DIRECTION → Locate each line in the material below that contains the string "arrow", and reproduce every such line in full.

RECORD EXCERPTS →
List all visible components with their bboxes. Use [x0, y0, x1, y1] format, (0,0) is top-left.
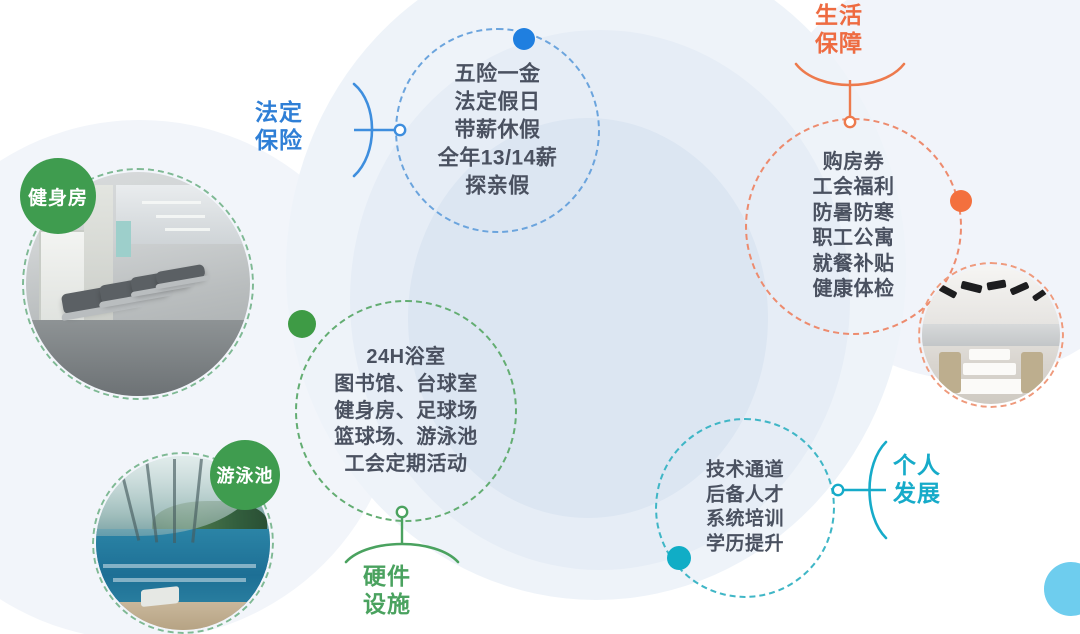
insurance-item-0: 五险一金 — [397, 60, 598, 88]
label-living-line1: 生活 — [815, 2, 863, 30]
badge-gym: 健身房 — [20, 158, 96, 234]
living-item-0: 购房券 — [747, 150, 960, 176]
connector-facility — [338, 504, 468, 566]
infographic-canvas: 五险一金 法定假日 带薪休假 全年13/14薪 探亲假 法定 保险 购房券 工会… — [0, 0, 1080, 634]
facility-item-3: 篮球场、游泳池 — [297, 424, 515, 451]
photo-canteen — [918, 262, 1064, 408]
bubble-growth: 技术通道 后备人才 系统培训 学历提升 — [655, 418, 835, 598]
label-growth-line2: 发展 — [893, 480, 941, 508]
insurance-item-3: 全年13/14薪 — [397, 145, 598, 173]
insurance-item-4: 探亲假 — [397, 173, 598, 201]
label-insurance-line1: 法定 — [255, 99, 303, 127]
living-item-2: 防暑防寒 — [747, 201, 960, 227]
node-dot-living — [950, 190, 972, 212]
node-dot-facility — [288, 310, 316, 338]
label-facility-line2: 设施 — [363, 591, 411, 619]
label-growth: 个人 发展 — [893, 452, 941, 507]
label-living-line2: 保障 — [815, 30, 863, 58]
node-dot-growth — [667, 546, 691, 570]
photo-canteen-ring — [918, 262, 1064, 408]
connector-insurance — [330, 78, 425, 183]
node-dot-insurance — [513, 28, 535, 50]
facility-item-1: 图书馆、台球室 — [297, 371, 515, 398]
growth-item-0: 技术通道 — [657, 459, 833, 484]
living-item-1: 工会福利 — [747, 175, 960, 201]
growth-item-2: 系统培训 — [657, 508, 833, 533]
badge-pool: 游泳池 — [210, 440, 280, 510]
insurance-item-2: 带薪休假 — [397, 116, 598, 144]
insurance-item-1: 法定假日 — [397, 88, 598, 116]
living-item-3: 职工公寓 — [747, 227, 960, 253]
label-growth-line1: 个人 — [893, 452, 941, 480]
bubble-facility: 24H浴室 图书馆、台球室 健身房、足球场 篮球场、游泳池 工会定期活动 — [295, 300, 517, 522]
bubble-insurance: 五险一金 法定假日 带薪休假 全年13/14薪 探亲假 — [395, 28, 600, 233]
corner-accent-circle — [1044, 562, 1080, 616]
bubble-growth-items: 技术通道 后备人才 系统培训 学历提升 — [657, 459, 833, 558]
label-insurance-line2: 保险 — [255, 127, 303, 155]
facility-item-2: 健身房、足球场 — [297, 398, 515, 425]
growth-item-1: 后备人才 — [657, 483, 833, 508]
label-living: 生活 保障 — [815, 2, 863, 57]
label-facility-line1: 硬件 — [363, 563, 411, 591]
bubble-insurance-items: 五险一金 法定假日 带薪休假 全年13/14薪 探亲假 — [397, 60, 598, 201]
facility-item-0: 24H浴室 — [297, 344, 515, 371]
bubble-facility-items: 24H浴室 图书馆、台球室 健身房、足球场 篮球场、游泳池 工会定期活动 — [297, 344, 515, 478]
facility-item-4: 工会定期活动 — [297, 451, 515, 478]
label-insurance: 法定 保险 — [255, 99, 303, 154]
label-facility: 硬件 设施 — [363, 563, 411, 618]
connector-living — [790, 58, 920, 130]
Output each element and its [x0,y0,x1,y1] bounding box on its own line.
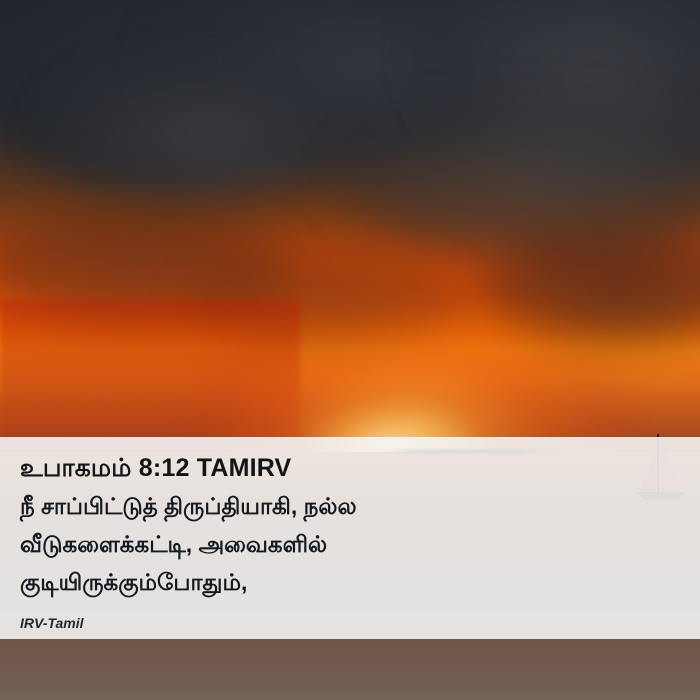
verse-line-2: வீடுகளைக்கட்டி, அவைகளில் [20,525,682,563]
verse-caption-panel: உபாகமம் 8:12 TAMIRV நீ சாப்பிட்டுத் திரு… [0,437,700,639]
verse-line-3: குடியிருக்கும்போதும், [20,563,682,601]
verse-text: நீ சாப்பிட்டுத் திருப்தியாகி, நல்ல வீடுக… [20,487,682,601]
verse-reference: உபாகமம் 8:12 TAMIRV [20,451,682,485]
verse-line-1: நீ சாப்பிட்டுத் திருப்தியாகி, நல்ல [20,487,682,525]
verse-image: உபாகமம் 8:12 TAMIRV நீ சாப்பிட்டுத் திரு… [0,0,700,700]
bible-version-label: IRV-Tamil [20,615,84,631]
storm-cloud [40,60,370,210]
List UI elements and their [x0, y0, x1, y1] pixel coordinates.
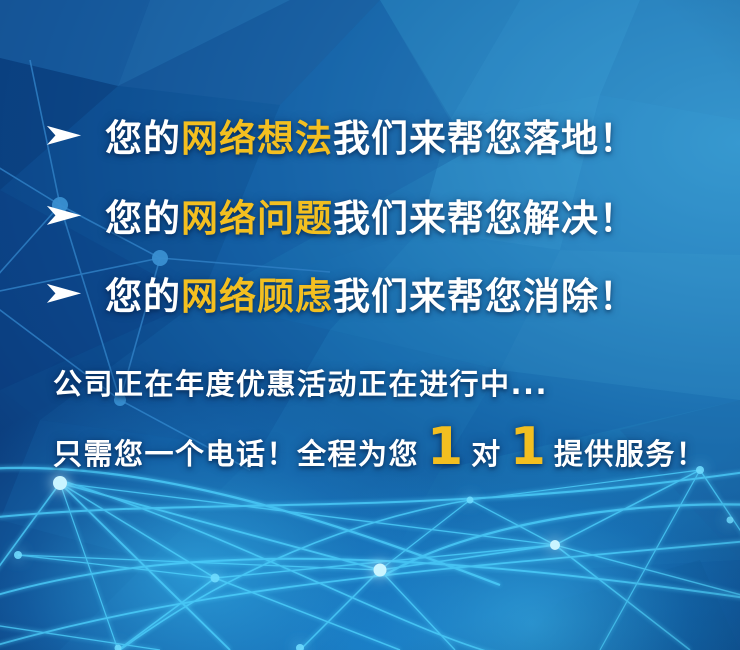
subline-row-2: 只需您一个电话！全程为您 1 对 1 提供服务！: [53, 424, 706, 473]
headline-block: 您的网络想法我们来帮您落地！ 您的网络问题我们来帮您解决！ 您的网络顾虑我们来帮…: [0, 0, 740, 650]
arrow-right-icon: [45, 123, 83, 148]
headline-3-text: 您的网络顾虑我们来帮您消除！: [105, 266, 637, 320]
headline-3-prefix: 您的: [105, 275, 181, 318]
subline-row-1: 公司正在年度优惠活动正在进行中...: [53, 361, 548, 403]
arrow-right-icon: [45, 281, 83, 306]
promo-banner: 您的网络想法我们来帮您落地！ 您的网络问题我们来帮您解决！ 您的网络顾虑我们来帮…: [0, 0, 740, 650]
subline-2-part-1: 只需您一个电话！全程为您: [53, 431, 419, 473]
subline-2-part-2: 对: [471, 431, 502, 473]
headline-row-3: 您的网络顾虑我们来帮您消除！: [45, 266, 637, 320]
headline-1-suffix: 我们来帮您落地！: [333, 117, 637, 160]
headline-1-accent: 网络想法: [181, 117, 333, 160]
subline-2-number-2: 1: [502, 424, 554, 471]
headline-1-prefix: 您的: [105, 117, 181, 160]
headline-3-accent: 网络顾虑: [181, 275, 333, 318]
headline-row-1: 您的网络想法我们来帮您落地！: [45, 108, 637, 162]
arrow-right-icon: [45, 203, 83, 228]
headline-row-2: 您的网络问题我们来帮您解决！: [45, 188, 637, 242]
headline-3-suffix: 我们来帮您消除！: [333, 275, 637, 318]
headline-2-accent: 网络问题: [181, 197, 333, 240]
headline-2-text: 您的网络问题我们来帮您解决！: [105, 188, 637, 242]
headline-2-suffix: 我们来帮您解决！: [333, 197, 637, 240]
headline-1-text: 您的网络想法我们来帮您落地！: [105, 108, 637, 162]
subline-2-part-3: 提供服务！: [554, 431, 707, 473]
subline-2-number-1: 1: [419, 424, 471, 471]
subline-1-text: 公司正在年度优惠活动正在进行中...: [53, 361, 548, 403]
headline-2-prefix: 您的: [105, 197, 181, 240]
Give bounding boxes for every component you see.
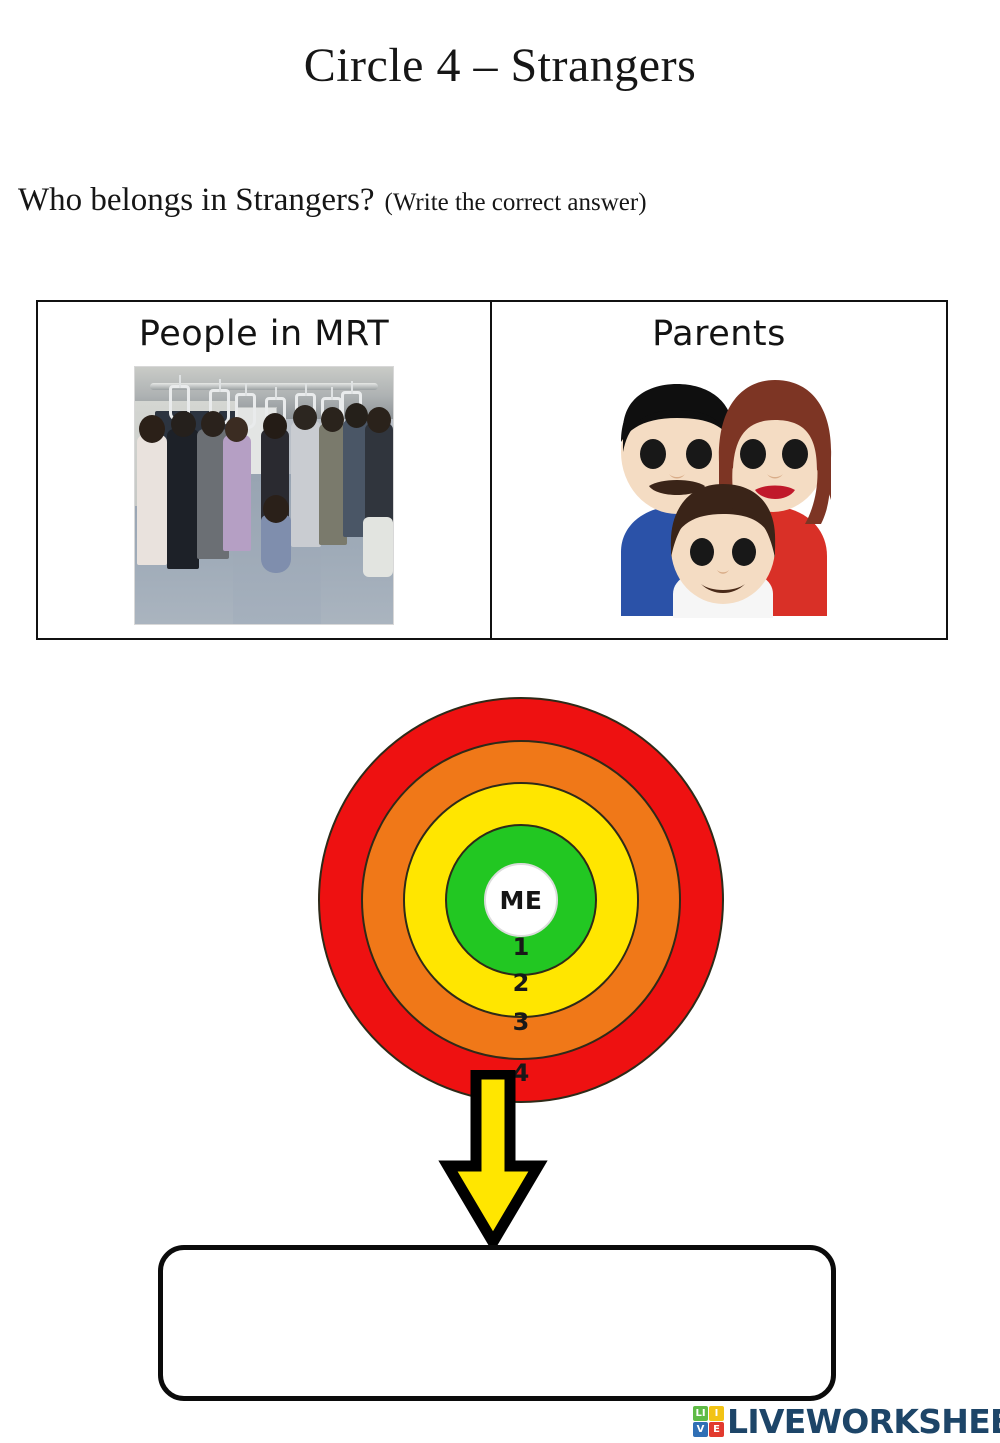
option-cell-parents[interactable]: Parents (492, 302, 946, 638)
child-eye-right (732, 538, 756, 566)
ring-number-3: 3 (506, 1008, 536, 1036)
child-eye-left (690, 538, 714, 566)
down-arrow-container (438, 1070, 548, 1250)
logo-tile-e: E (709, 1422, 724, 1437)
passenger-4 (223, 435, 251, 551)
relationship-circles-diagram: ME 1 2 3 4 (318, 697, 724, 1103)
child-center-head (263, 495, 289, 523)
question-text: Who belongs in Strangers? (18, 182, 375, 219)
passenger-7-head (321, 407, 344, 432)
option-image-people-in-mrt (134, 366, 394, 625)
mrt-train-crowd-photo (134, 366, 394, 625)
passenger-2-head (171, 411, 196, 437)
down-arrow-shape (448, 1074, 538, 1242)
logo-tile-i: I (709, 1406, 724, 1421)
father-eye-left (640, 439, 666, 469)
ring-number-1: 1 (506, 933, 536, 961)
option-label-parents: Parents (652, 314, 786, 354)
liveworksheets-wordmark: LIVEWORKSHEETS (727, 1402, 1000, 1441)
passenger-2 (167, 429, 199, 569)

RESULT OF THE EXERCISE →
arrow-right-icon: [45, 123, 83, 148]
arrow-right-icon: [45, 281, 83, 306]
arrow-right-icon: [45, 203, 83, 228]
down-arrow-container (438, 1070, 548, 1250)
down-arrow-shape (448, 1074, 538, 1242)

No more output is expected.